# TASK GOAL:
Report how many lines of the following entries include the string "立方米调整为"; respond with the number alone.

(Data entries)

********

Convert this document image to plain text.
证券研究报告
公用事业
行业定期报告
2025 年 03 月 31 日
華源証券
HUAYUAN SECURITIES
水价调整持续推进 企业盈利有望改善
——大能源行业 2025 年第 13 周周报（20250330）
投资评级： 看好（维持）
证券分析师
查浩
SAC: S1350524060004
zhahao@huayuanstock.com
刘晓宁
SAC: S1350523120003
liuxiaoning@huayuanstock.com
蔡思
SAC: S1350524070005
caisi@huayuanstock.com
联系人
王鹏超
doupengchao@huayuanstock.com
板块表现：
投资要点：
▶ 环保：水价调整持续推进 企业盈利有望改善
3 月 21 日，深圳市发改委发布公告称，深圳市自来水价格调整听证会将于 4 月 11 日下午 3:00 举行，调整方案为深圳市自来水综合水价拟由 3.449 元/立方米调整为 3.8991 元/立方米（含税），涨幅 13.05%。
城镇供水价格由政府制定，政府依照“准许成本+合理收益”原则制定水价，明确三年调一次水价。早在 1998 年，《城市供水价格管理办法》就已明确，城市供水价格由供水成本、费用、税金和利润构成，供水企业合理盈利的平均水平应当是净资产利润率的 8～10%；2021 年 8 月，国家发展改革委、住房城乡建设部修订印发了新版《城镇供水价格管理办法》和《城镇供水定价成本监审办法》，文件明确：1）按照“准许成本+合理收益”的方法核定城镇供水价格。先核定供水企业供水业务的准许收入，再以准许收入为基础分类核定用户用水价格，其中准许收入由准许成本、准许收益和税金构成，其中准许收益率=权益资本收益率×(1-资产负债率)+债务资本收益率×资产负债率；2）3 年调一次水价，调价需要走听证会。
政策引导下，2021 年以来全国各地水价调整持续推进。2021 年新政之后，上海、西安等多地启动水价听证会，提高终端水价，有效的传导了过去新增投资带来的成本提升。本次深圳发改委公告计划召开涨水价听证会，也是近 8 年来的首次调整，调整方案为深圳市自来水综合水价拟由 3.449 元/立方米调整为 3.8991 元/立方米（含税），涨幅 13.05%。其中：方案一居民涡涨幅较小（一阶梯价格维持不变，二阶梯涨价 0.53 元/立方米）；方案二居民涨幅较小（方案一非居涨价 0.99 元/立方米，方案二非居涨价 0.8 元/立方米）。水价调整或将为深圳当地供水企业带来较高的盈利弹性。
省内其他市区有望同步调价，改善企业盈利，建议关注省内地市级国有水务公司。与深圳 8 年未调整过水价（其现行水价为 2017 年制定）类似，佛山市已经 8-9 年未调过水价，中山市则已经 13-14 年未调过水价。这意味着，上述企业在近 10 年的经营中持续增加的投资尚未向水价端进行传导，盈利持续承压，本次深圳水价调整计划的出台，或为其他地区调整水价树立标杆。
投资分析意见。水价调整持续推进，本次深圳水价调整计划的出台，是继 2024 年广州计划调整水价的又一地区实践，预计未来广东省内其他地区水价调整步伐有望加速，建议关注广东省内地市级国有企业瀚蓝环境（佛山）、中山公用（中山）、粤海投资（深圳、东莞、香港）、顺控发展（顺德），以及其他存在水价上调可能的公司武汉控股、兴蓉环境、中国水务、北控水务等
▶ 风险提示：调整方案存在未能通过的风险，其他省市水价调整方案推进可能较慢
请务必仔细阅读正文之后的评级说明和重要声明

********

# RESPONSE TO THE EXERCISE:
2